* DATA LISTING:
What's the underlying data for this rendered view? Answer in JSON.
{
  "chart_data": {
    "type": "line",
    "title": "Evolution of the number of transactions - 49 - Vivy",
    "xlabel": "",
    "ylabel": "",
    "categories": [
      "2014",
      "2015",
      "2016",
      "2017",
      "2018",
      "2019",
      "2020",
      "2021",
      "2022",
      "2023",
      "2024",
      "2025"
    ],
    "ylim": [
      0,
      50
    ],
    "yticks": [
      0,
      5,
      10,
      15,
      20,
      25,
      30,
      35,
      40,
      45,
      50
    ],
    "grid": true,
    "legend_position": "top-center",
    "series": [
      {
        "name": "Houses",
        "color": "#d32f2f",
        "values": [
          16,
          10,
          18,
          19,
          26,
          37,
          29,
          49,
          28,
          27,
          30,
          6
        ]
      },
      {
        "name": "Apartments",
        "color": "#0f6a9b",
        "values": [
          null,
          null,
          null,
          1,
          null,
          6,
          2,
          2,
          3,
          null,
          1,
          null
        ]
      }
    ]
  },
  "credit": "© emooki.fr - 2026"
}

* OBJECTIVE:
Word for word, quote all of the data above.

* EXERCISE OUTPUT:
What's the underlying data for this rendered view? Answer in JSON.
{
  "chart_data": {
    "type": "line",
    "title": "Evolution of the number of transactions - 49 - Vivy",
    "xlabel": "",
    "ylabel": "",
    "categories": [
      "2014",
      "2015",
      "2016",
      "2017",
      "2018",
      "2019",
      "2020",
      "2021",
      "2022",
      "2023",
      "2024",
      "2025"
    ],
    "ylim": [
      0,
      50
    ],
    "yticks": [
      0,
      5,
      10,
      15,
      20,
      25,
      30,
      35,
      40,
      45,
      50
    ],
    "grid": true,
    "legend_position": "top-center",
    "series": [
      {
        "name": "Houses",
        "color": "#d32f2f",
        "values": [
          16,
          10,
          18,
          19,
          26,
          37,
          29,
          49,
          28,
          27,
          30,
          6
        ]
      },
      {
        "name": "Apartments",
        "color": "#0f6a9b",
        "values": [
          null,
          null,
          null,
          1,
          null,
          6,
          2,
          2,
          3,
          null,
          1,
          null
        ]
      }
    ]
  },
  "credit": "© emooki.fr - 2026"
}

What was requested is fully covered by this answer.